*Short problem:* Write every entry out again exactly, please, and skip the pictures.
-- BEGIN Records provided --
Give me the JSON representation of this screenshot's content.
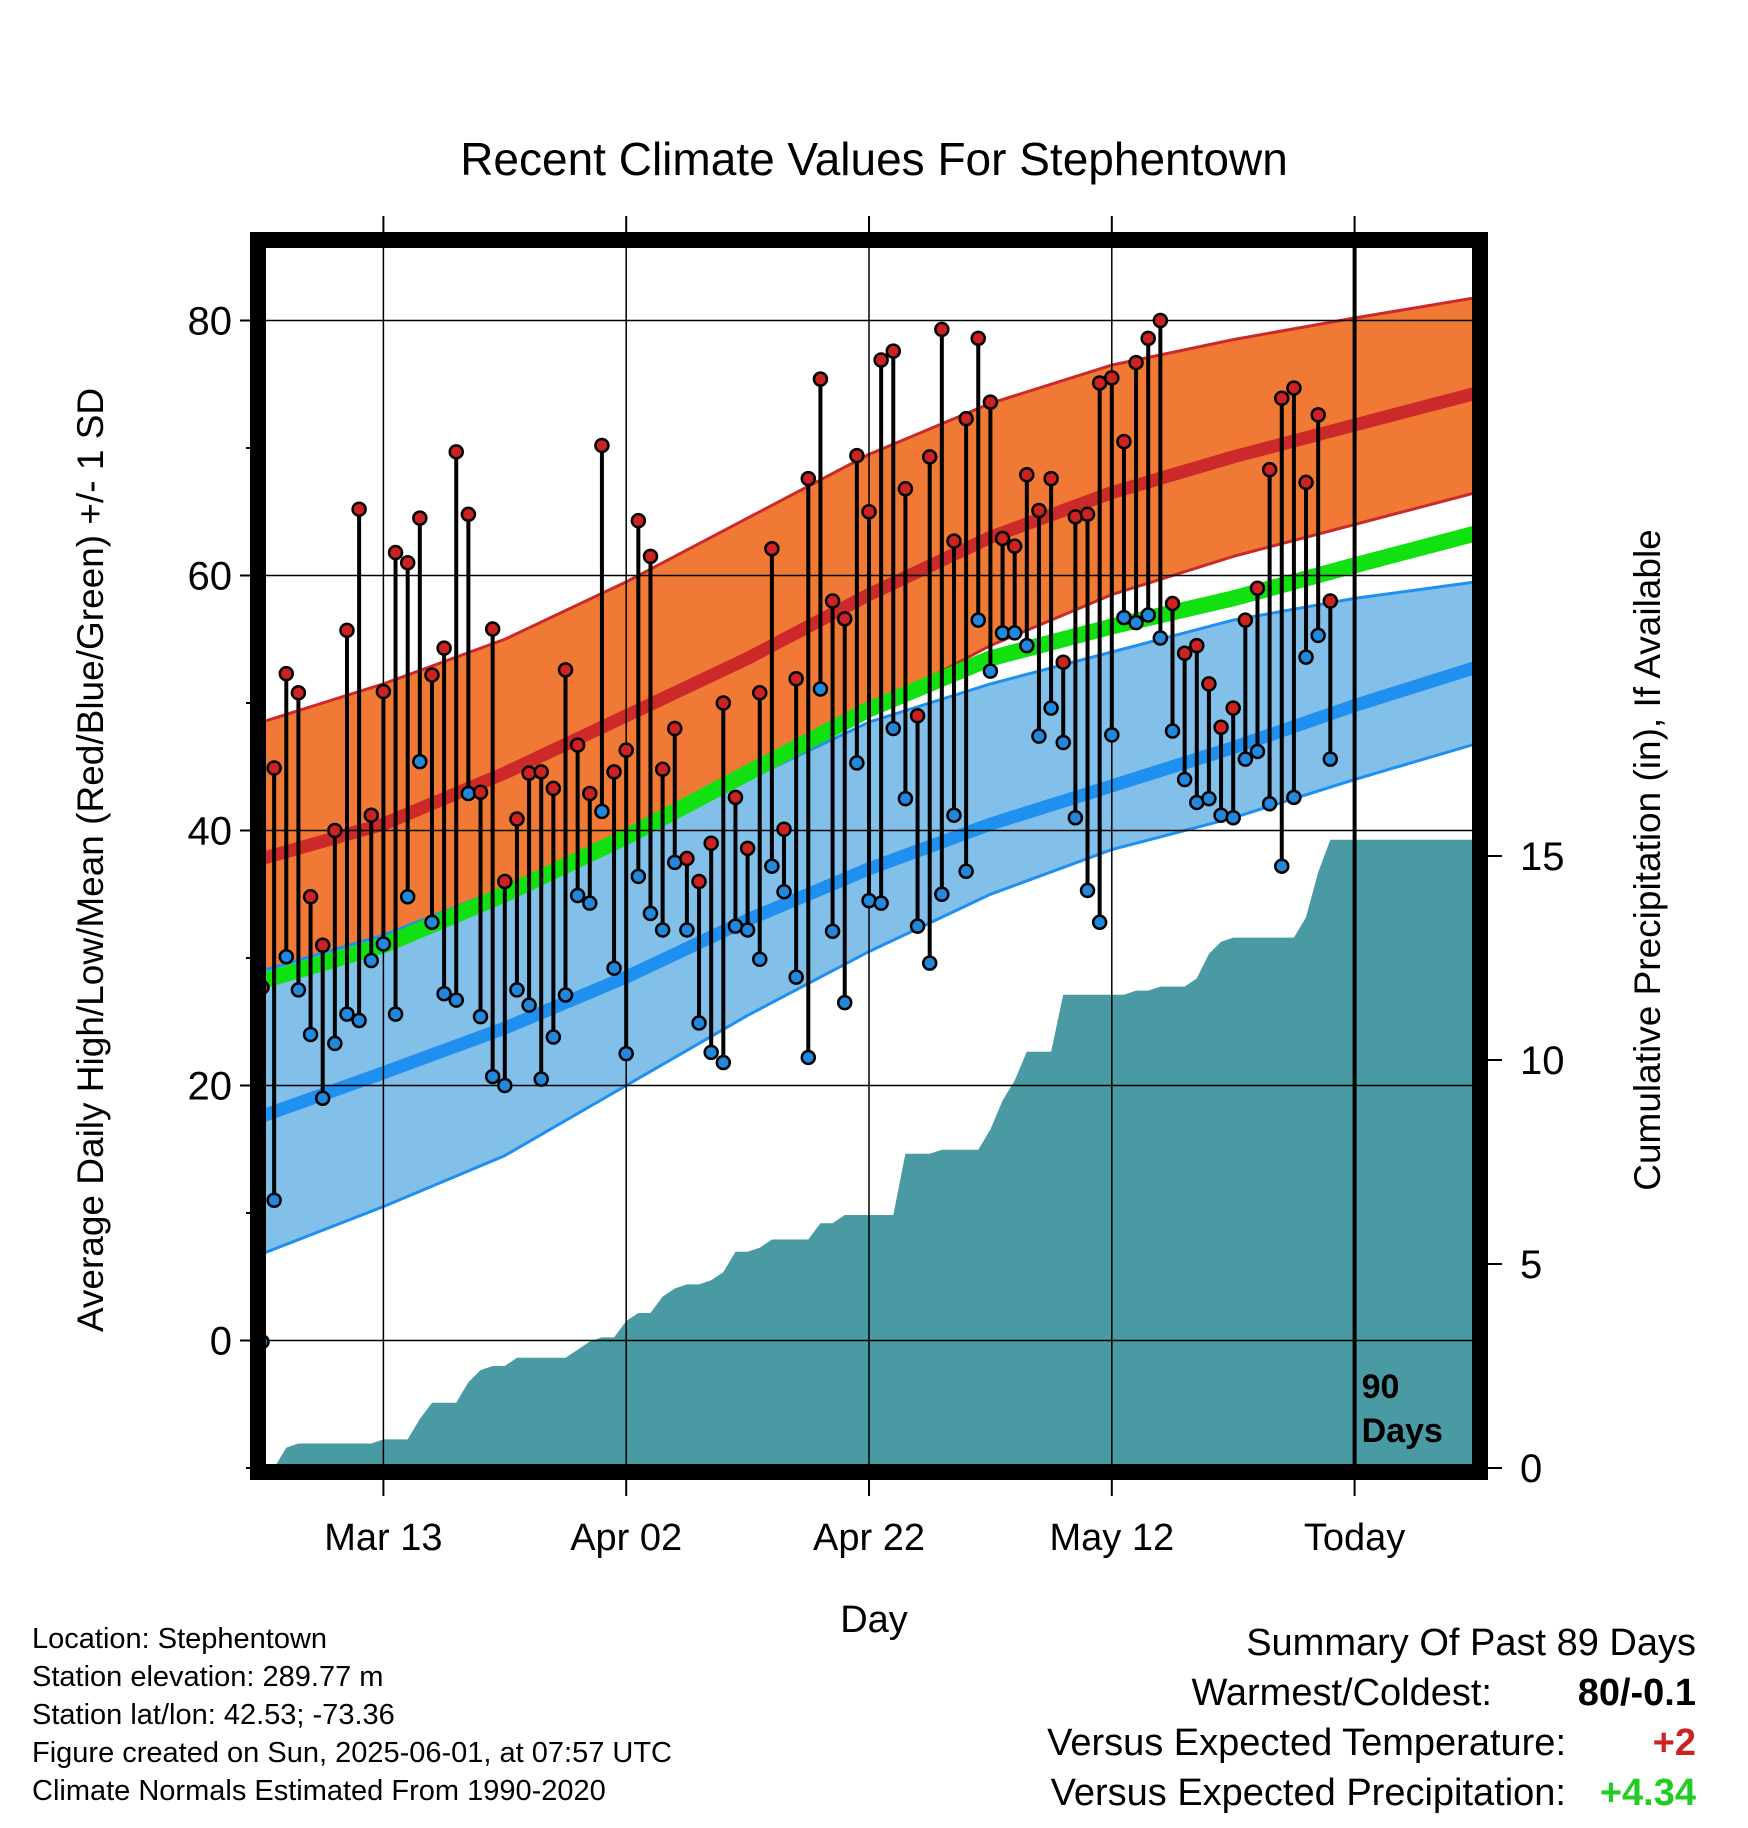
{
  "chart_data": {
    "type": "line",
    "title": "Recent Climate Values For Stephentown",
    "xlabel": "Day",
    "ylabel": "Average Daily High/Low/Mean (Red/Blue/Green) +/- 1 SD",
    "y2label": "Cumulative Precipitation (in), If Available",
    "ylim": [
      -10,
      86
    ],
    "y2lim": [
      0,
      30
    ],
    "yticks": [
      0,
      20,
      40,
      60,
      80
    ],
    "y2ticks": [
      0,
      5,
      10,
      15
    ],
    "xlim": [
      0,
      100
    ],
    "xticks": [
      {
        "day": 10,
        "label": "Mar 13"
      },
      {
        "day": 30,
        "label": "Apr 02"
      },
      {
        "day": 50,
        "label": "Apr 22"
      },
      {
        "day": 70,
        "label": "May 12"
      },
      {
        "day": 90,
        "label": "Today"
      }
    ],
    "today_marker": {
      "day": 90,
      "label_line1": "90",
      "label_line2": "Days"
    },
    "grid": true,
    "normals": {
      "x": [
        0,
        10,
        20,
        30,
        40,
        50,
        60,
        70,
        80,
        90,
        100
      ],
      "high_mean": [
        37.8,
        40.5,
        44.5,
        49.0,
        53.5,
        58.5,
        63.0,
        66.5,
        69.3,
        71.8,
        74.3
      ],
      "high_upper": [
        48.5,
        51.5,
        55.0,
        59.5,
        64.5,
        69.5,
        73.5,
        76.5,
        78.5,
        80.2,
        81.8
      ],
      "high_lower": [
        29.0,
        31.5,
        35.0,
        39.0,
        43.5,
        49.5,
        54.5,
        58.5,
        61.5,
        64.0,
        66.5
      ],
      "avg_mean": [
        28.2,
        31.0,
        35.0,
        39.5,
        44.5,
        49.5,
        53.5,
        56.0,
        58.2,
        60.8,
        63.3
      ],
      "low_mean": [
        17.6,
        21.0,
        24.5,
        28.5,
        33.0,
        37.0,
        40.5,
        43.5,
        46.5,
        49.8,
        52.8
      ],
      "low_upper": [
        29.0,
        31.8,
        35.5,
        39.5,
        44.0,
        48.5,
        51.5,
        54.0,
        56.5,
        58.2,
        59.5
      ],
      "low_lower": [
        6.8,
        10.5,
        14.5,
        20.0,
        25.5,
        30.5,
        35.0,
        38.5,
        41.0,
        44.0,
        46.8
      ]
    },
    "series": [
      {
        "name": "High",
        "color": "#cc2222",
        "values": [
          27.7,
          44.9,
          52.3,
          50.8,
          34.8,
          31.0,
          40.0,
          55.7,
          65.2,
          41.2,
          50.9,
          61.8,
          61.0,
          64.5,
          52.2,
          54.3,
          69.7,
          64.8,
          43.0,
          55.8,
          36.0,
          40.9,
          44.5,
          44.6,
          43.3,
          52.6,
          46.7,
          42.9,
          70.2,
          44.6,
          46.3,
          64.3,
          61.5,
          44.8,
          48.0,
          37.8,
          36.0,
          39.0,
          50.0,
          42.6,
          38.6,
          50.8,
          62.1,
          40.1,
          51.9,
          67.6,
          75.4,
          58.0,
          56.6,
          69.4,
          65.0,
          76.9,
          77.6,
          66.8,
          49.0,
          69.3,
          79.3,
          62.7,
          72.3,
          78.6,
          73.6,
          62.9,
          62.3,
          67.9,
          65.1,
          67.6,
          53.2,
          64.6,
          64.8,
          75.1,
          75.5,
          70.5,
          76.7,
          78.6,
          80.0,
          57.8,
          53.9,
          54.5,
          51.5,
          48.1,
          49.6,
          56.5,
          59.0,
          68.3,
          73.9,
          74.7,
          67.3,
          72.6,
          58.0
        ]
      },
      {
        "name": "Low",
        "color": "#2288dd",
        "values": [
          -0.1,
          11.0,
          30.1,
          27.5,
          24.0,
          19.0,
          23.3,
          25.6,
          25.1,
          29.8,
          31.1,
          25.6,
          34.8,
          45.4,
          32.8,
          27.2,
          26.7,
          42.9,
          25.4,
          20.7,
          20.0,
          27.5,
          26.3,
          20.5,
          23.8,
          27.1,
          34.9,
          34.3,
          41.5,
          29.2,
          22.5,
          36.4,
          33.5,
          32.2,
          37.5,
          32.2,
          24.9,
          22.6,
          21.8,
          32.5,
          32.2,
          29.9,
          37.2,
          35.2,
          28.5,
          22.2,
          51.1,
          32.1,
          26.5,
          45.3,
          34.5,
          34.3,
          48.0,
          42.5,
          32.5,
          29.6,
          35.0,
          41.2,
          36.8,
          56.5,
          52.5,
          55.5,
          55.5,
          54.5,
          47.4,
          49.6,
          46.9,
          41.0,
          35.3,
          32.8,
          47.5,
          56.7,
          56.3,
          56.9,
          55.1,
          47.8,
          44.0,
          42.2,
          42.5,
          41.2,
          41.0,
          45.6,
          46.2,
          42.1,
          37.2,
          42.6,
          53.6,
          55.3,
          45.6
        ]
      },
      {
        "name": "Precipitation",
        "color": "#4a9aa4",
        "values": [
          0,
          0,
          0.5,
          0.6,
          0.6,
          0.6,
          0.6,
          0.6,
          0.6,
          0.6,
          0.7,
          0.7,
          0.7,
          1.2,
          1.6,
          1.6,
          1.6,
          2.1,
          2.4,
          2.5,
          2.5,
          2.7,
          2.7,
          2.7,
          2.7,
          2.7,
          2.9,
          3.1,
          3.2,
          3.2,
          3.6,
          3.8,
          3.8,
          4.2,
          4.4,
          4.5,
          4.5,
          4.6,
          4.8,
          5.3,
          5.3,
          5.4,
          5.6,
          5.6,
          5.6,
          5.6,
          6.0,
          6.0,
          6.2,
          6.2,
          6.2,
          6.2,
          6.2,
          7.7,
          7.7,
          7.7,
          7.8,
          7.8,
          7.8,
          7.8,
          8.3,
          9.0,
          9.5,
          10.2,
          10.2,
          10.2,
          11.6,
          11.6,
          11.6,
          11.6,
          11.6,
          11.6,
          11.7,
          11.7,
          11.8,
          11.8,
          11.8,
          12.0,
          12.6,
          12.9,
          13.0,
          13.0,
          13.0,
          13.0,
          13.0,
          13.0,
          13.5,
          14.6,
          15.4,
          15.4
        ]
      }
    ]
  },
  "info": {
    "location": "Location: Stephentown",
    "elevation": "Station elevation: 289.77 m",
    "latlon": "Station lat/lon: 42.53; -73.36",
    "created": "Figure created on Sun, 2025-06-01, at 07:57 UTC",
    "normals": "Climate Normals Estimated From 1990-2020"
  },
  "summary": {
    "heading": "Summary Of Past 89 Days",
    "warmest_coldest_label": "Warmest/Coldest:",
    "warmest_coldest_value": "80/-0.1",
    "temp_label": "Versus Expected Temperature:",
    "temp_value": "+2",
    "precip_label": "Versus Expected Precipitation:",
    "precip_value": "+4.34"
  },
  "colors": {
    "high_band": "#f07a35",
    "high_line": "#cc2a2a",
    "low_band": "#82c0ea",
    "low_line": "#1f8ff0",
    "mean_line": "#11e011",
    "precip": "#4a9aa4",
    "high_dot": "#cc2222",
    "low_dot": "#2288dd",
    "temp_value": "#cc2222",
    "precip_value": "#22cc22"
  }
}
-- END Records provided --
*Written answer:*
Give me the JSON representation of this screenshot's content.
{
  "chart_data": {
    "type": "line",
    "title": "Recent Climate Values For Stephentown",
    "xlabel": "Day",
    "ylabel": "Average Daily High/Low/Mean (Red/Blue/Green) +/- 1 SD",
    "y2label": "Cumulative Precipitation (in), If Available",
    "ylim": [
      -10,
      86
    ],
    "y2lim": [
      0,
      30
    ],
    "yticks": [
      0,
      20,
      40,
      60,
      80
    ],
    "y2ticks": [
      0,
      5,
      10,
      15
    ],
    "xlim": [
      0,
      100
    ],
    "xticks": [
      {
        "day": 10,
        "label": "Mar 13"
      },
      {
        "day": 30,
        "label": "Apr 02"
      },
      {
        "day": 50,
        "label": "Apr 22"
      },
      {
        "day": 70,
        "label": "May 12"
      },
      {
        "day": 90,
        "label": "Today"
      }
    ],
    "today_marker": {
      "day": 90,
      "label_line1": "90",
      "label_line2": "Days"
    },
    "grid": true,
    "normals": {
      "x": [
        0,
        10,
        20,
        30,
        40,
        50,
        60,
        70,
        80,
        90,
        100
      ],
      "high_mean": [
        37.8,
        40.5,
        44.5,
        49.0,
        53.5,
        58.5,
        63.0,
        66.5,
        69.3,
        71.8,
        74.3
      ],
      "high_upper": [
        48.5,
        51.5,
        55.0,
        59.5,
        64.5,
        69.5,
        73.5,
        76.5,
        78.5,
        80.2,
        81.8
      ],
      "high_lower": [
        29.0,
        31.5,
        35.0,
        39.0,
        43.5,
        49.5,
        54.5,
        58.5,
        61.5,
        64.0,
        66.5
      ],
      "avg_mean": [
        28.2,
        31.0,
        35.0,
        39.5,
        44.5,
        49.5,
        53.5,
        56.0,
        58.2,
        60.8,
        63.3
      ],
      "low_mean": [
        17.6,
        21.0,
        24.5,
        28.5,
        33.0,
        37.0,
        40.5,
        43.5,
        46.5,
        49.8,
        52.8
      ],
      "low_upper": [
        29.0,
        31.8,
        35.5,
        39.5,
        44.0,
        48.5,
        51.5,
        54.0,
        56.5,
        58.2,
        59.5
      ],
      "low_lower": [
        6.8,
        10.5,
        14.5,
        20.0,
        25.5,
        30.5,
        35.0,
        38.5,
        41.0,
        44.0,
        46.8
      ]
    },
    "series": [
      {
        "name": "High",
        "color": "#cc2222",
        "values": [
          27.7,
          44.9,
          52.3,
          50.8,
          34.8,
          31.0,
          40.0,
          55.7,
          65.2,
          41.2,
          50.9,
          61.8,
          61.0,
          64.5,
          52.2,
          54.3,
          69.7,
          64.8,
          43.0,
          55.8,
          36.0,
          40.9,
          44.5,
          44.6,
          43.3,
          52.6,
          46.7,
          42.9,
          70.2,
          44.6,
          46.3,
          64.3,
          61.5,
          44.8,
          48.0,
          37.8,
          36.0,
          39.0,
          50.0,
          42.6,
          38.6,
          50.8,
          62.1,
          40.1,
          51.9,
          67.6,
          75.4,
          58.0,
          56.6,
          69.4,
          65.0,
          76.9,
          77.6,
          66.8,
          49.0,
          69.3,
          79.3,
          62.7,
          72.3,
          78.6,
          73.6,
          62.9,
          62.3,
          67.9,
          65.1,
          67.6,
          53.2,
          64.6,
          64.8,
          75.1,
          75.5,
          70.5,
          76.7,
          78.6,
          80.0,
          57.8,
          53.9,
          54.5,
          51.5,
          48.1,
          49.6,
          56.5,
          59.0,
          68.3,
          73.9,
          74.7,
          67.3,
          72.6,
          58.0
        ]
      },
      {
        "name": "Low",
        "color": "#2288dd",
        "values": [
          -0.1,
          11.0,
          30.1,
          27.5,
          24.0,
          19.0,
          23.3,
          25.6,
          25.1,
          29.8,
          31.1,
          25.6,
          34.8,
          45.4,
          32.8,
          27.2,
          26.7,
          42.9,
          25.4,
          20.7,
          20.0,
          27.5,
          26.3,
          20.5,
          23.8,
          27.1,
          34.9,
          34.3,
          41.5,
          29.2,
          22.5,
          36.4,
          33.5,
          32.2,
          37.5,
          32.2,
          24.9,
          22.6,
          21.8,
          32.5,
          32.2,
          29.9,
          37.2,
          35.2,
          28.5,
          22.2,
          51.1,
          32.1,
          26.5,
          45.3,
          34.5,
          34.3,
          48.0,
          42.5,
          32.5,
          29.6,
          35.0,
          41.2,
          36.8,
          56.5,
          52.5,
          55.5,
          55.5,
          54.5,
          47.4,
          49.6,
          46.9,
          41.0,
          35.3,
          32.8,
          47.5,
          56.7,
          56.3,
          56.9,
          55.1,
          47.8,
          44.0,
          42.2,
          42.5,
          41.2,
          41.0,
          45.6,
          46.2,
          42.1,
          37.2,
          42.6,
          53.6,
          55.3,
          45.6
        ]
      },
      {
        "name": "Precipitation",
        "color": "#4a9aa4",
        "values": [
          0,
          0,
          0.5,
          0.6,
          0.6,
          0.6,
          0.6,
          0.6,
          0.6,
          0.6,
          0.7,
          0.7,
          0.7,
          1.2,
          1.6,
          1.6,
          1.6,
          2.1,
          2.4,
          2.5,
          2.5,
          2.7,
          2.7,
          2.7,
          2.7,
          2.7,
          2.9,
          3.1,
          3.2,
          3.2,
          3.6,
          3.8,
          3.8,
          4.2,
          4.4,
          4.5,
          4.5,
          4.6,
          4.8,
          5.3,
          5.3,
          5.4,
          5.6,
          5.6,
          5.6,
          5.6,
          6.0,
          6.0,
          6.2,
          6.2,
          6.2,
          6.2,
          6.2,
          7.7,
          7.7,
          7.7,
          7.8,
          7.8,
          7.8,
          7.8,
          8.3,
          9.0,
          9.5,
          10.2,
          10.2,
          10.2,
          11.6,
          11.6,
          11.6,
          11.6,
          11.6,
          11.6,
          11.7,
          11.7,
          11.8,
          11.8,
          11.8,
          12.0,
          12.6,
          12.9,
          13.0,
          13.0,
          13.0,
          13.0,
          13.0,
          13.0,
          13.5,
          14.6,
          15.4,
          15.4
        ]
      }
    ]
  },
  "info": {
    "location": "Location: Stephentown",
    "elevation": "Station elevation: 289.77 m",
    "latlon": "Station lat/lon: 42.53; -73.36",
    "created": "Figure created on Sun, 2025-06-01, at 07:57 UTC",
    "normals": "Climate Normals Estimated From 1990-2020"
  },
  "summary": {
    "heading": "Summary Of Past 89 Days",
    "warmest_coldest_label": "Warmest/Coldest:",
    "warmest_coldest_value": "80/-0.1",
    "temp_label": "Versus Expected Temperature:",
    "temp_value": "+2",
    "precip_label": "Versus Expected Precipitation:",
    "precip_value": "+4.34"
  },
  "colors": {
    "high_band": "#f07a35",
    "high_line": "#cc2a2a",
    "low_band": "#82c0ea",
    "low_line": "#1f8ff0",
    "mean_line": "#11e011",
    "precip": "#4a9aa4",
    "high_dot": "#cc2222",
    "low_dot": "#2288dd",
    "temp_value": "#cc2222",
    "precip_value": "#22cc22"
  }
}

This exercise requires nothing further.